> **GOAL OF THE EXERCISE**
Count lines with "style" in them. Report only the total.

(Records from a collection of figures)
========================================

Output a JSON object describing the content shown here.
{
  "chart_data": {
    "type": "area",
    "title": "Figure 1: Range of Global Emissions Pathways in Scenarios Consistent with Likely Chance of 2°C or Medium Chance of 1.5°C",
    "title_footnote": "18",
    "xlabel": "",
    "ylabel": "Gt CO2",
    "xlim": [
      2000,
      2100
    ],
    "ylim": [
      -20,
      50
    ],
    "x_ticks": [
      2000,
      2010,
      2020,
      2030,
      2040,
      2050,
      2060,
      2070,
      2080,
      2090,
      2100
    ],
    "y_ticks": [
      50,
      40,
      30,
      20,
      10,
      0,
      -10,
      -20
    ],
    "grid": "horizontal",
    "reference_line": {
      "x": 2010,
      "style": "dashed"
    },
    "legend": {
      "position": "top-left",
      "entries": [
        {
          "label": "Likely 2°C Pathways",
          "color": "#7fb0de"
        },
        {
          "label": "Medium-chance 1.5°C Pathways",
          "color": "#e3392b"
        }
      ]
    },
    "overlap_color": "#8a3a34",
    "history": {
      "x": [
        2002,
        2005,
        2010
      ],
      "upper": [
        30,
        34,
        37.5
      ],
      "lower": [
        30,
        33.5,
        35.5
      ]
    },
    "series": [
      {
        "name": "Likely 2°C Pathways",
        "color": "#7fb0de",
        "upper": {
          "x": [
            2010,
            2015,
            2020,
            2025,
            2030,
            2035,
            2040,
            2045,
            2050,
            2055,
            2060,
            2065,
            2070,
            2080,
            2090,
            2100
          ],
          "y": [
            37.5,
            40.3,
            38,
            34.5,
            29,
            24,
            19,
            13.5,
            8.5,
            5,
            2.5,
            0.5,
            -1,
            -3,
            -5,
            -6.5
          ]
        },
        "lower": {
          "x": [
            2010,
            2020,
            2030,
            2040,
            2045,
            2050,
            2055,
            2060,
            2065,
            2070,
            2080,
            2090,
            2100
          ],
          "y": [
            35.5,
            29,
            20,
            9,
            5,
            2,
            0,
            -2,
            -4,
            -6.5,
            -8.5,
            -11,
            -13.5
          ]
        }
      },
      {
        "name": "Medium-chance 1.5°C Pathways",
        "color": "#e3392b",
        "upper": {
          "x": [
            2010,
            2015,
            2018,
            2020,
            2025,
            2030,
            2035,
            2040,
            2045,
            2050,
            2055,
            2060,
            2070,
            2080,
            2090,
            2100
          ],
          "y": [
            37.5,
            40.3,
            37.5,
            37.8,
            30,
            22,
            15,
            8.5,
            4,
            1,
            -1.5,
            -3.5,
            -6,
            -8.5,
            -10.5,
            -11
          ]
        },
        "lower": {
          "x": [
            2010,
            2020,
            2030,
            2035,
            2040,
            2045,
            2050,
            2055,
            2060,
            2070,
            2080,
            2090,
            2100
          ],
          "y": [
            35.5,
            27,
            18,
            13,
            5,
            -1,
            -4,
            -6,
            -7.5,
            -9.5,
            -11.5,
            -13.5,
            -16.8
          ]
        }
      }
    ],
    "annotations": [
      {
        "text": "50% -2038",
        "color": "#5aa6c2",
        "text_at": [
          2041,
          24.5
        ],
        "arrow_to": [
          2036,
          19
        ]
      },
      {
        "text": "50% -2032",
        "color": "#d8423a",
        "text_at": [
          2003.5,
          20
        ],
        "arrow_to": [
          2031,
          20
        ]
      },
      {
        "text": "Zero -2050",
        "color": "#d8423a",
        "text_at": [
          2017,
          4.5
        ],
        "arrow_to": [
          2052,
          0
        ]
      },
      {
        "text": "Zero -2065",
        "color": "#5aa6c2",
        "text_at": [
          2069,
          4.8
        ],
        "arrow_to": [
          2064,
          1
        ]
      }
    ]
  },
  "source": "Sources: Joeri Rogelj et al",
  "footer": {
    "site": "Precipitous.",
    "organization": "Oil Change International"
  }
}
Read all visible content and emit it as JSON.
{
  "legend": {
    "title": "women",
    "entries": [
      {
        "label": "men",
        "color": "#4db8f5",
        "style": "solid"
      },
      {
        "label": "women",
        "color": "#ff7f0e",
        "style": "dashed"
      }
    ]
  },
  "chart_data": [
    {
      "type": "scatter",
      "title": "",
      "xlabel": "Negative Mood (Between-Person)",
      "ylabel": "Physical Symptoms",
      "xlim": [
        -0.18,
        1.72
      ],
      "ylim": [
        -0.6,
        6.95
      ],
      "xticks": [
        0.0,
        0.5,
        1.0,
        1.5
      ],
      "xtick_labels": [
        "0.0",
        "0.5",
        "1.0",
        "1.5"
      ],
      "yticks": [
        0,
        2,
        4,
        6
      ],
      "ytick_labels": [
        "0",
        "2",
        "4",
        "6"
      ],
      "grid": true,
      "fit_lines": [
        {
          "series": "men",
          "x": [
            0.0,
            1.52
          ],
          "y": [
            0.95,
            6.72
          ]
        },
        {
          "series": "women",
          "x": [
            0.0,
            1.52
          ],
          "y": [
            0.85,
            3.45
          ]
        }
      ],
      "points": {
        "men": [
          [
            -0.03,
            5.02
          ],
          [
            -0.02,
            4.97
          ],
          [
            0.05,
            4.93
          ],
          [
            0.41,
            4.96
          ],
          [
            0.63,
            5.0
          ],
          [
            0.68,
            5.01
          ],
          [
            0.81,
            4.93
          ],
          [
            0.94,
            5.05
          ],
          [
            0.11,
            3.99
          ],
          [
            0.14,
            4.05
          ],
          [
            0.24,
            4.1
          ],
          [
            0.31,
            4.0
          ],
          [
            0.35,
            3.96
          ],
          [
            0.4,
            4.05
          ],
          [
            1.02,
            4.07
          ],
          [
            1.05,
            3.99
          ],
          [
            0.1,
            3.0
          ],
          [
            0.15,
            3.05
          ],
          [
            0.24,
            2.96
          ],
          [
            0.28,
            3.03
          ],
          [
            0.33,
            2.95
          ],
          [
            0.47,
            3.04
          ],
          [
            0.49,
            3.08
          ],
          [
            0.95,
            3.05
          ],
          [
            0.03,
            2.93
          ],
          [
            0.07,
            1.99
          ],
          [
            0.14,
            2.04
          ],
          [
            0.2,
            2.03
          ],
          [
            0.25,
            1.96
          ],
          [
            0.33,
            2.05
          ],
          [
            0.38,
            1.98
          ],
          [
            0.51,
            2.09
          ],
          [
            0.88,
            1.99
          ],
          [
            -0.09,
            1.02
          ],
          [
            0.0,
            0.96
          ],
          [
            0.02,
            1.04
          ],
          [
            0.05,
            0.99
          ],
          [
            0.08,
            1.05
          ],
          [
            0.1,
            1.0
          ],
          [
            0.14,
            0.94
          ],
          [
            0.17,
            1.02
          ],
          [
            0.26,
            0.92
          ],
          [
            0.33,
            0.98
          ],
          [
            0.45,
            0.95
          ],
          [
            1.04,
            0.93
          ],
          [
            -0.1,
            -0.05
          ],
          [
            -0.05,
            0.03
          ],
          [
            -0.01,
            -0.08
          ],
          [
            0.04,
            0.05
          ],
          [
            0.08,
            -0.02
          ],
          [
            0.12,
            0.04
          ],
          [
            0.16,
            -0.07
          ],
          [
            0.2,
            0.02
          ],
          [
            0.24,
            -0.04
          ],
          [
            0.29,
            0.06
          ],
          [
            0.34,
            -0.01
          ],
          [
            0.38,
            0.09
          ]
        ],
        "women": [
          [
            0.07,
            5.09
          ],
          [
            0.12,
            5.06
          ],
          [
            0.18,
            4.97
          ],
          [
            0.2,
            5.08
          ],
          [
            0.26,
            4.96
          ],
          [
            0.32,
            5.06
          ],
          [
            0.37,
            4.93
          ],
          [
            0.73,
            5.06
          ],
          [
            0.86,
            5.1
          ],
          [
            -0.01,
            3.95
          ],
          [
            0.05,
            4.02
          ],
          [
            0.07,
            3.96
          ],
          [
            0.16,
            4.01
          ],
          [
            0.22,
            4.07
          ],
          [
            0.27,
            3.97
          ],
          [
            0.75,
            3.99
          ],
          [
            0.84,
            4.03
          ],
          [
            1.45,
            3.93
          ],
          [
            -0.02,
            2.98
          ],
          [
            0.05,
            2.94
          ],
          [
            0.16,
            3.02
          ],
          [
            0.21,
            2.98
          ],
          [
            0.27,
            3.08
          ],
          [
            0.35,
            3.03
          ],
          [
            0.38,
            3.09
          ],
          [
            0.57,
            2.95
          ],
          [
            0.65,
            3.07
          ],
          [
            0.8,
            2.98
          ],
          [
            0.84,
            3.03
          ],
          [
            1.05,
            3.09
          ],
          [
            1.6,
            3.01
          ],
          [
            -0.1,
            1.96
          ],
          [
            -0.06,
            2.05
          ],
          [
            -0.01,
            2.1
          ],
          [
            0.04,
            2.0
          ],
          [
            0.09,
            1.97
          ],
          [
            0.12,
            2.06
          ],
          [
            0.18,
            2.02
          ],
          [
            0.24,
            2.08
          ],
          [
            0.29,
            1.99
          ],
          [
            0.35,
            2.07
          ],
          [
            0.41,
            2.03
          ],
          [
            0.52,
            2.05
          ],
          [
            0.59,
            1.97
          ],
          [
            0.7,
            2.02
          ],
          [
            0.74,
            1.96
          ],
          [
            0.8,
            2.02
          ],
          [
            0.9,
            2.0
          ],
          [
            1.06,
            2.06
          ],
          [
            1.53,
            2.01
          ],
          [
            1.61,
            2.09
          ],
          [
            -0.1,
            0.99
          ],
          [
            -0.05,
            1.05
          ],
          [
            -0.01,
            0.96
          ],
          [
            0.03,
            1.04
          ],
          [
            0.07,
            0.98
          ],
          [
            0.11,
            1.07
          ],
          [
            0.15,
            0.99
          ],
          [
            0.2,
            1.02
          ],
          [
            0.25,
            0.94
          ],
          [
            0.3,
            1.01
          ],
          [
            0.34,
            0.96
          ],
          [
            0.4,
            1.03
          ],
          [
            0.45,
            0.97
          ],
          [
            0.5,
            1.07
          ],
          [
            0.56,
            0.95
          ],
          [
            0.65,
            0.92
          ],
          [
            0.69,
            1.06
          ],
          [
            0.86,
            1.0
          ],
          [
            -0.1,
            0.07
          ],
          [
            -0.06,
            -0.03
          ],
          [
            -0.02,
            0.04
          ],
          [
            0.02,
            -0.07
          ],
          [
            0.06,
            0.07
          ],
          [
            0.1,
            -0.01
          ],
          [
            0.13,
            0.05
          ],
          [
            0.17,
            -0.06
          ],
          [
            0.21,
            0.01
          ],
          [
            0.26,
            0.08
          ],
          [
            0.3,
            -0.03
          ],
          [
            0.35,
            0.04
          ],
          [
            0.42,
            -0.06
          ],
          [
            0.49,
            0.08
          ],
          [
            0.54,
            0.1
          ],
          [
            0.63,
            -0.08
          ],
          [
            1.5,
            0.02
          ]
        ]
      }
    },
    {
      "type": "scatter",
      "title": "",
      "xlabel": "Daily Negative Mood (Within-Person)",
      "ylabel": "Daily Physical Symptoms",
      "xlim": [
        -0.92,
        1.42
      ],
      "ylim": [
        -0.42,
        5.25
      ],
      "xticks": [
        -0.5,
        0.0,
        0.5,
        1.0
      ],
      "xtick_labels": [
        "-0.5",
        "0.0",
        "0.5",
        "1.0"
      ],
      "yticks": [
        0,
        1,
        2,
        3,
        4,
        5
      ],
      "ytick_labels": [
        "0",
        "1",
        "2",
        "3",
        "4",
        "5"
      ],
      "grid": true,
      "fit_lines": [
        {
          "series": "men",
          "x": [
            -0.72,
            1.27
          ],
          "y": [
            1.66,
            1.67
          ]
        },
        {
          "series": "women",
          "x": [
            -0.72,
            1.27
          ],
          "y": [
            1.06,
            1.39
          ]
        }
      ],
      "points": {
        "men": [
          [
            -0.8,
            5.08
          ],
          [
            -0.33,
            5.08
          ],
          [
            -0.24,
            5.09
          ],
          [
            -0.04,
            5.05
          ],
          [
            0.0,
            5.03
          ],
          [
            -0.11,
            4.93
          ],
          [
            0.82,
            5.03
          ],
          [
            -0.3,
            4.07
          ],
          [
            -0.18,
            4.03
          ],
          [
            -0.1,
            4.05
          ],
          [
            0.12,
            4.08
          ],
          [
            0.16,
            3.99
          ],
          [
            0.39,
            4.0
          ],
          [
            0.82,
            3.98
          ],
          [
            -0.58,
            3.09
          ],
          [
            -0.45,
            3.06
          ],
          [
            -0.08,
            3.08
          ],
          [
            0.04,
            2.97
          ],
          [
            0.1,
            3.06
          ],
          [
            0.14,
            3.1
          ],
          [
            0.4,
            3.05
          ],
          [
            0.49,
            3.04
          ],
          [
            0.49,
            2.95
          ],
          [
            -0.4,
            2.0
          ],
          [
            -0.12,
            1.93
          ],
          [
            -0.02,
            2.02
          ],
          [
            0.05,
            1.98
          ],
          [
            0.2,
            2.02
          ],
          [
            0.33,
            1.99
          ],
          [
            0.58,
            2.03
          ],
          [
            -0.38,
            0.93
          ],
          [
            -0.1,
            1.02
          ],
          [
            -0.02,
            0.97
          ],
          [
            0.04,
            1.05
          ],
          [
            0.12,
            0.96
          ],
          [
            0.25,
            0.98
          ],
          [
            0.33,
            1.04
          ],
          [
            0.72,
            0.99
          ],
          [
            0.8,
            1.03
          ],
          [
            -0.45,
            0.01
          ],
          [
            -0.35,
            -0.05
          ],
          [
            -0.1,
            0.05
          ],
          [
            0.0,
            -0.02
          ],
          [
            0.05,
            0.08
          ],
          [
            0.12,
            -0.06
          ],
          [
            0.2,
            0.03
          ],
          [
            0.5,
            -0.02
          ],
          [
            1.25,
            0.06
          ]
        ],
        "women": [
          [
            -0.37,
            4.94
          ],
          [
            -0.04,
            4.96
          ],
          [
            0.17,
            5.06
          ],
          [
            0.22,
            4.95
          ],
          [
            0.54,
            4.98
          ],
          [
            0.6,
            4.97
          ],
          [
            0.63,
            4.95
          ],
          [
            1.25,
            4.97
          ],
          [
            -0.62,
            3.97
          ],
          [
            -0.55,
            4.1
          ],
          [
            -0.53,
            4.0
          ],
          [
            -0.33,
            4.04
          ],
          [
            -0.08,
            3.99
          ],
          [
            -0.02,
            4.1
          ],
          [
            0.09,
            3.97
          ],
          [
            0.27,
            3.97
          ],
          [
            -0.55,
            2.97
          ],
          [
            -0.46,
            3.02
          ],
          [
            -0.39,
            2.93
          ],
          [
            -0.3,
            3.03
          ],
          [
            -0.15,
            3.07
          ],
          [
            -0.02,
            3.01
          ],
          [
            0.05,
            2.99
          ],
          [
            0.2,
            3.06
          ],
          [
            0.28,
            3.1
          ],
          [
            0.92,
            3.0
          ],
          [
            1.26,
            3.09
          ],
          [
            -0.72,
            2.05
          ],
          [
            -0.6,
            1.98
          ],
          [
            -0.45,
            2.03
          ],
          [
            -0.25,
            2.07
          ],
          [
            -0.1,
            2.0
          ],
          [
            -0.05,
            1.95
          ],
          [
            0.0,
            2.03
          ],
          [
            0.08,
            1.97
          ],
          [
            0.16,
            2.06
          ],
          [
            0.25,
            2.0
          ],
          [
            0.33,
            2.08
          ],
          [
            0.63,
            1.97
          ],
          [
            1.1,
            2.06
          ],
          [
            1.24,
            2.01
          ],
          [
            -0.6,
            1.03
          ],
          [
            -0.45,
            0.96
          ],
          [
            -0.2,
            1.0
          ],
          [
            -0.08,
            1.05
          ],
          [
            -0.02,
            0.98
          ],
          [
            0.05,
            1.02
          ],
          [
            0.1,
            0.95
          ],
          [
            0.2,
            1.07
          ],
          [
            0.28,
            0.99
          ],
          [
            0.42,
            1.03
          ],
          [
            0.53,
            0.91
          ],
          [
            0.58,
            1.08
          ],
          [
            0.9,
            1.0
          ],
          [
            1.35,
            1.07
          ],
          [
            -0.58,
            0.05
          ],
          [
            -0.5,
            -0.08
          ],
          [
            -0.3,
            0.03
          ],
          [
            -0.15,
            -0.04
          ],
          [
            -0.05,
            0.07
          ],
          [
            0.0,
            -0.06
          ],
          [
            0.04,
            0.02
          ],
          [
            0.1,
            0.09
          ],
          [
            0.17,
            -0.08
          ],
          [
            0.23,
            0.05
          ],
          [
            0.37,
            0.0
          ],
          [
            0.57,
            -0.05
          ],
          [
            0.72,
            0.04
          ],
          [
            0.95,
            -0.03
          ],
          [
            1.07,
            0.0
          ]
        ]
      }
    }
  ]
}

========================================

> **THE REPLY**
3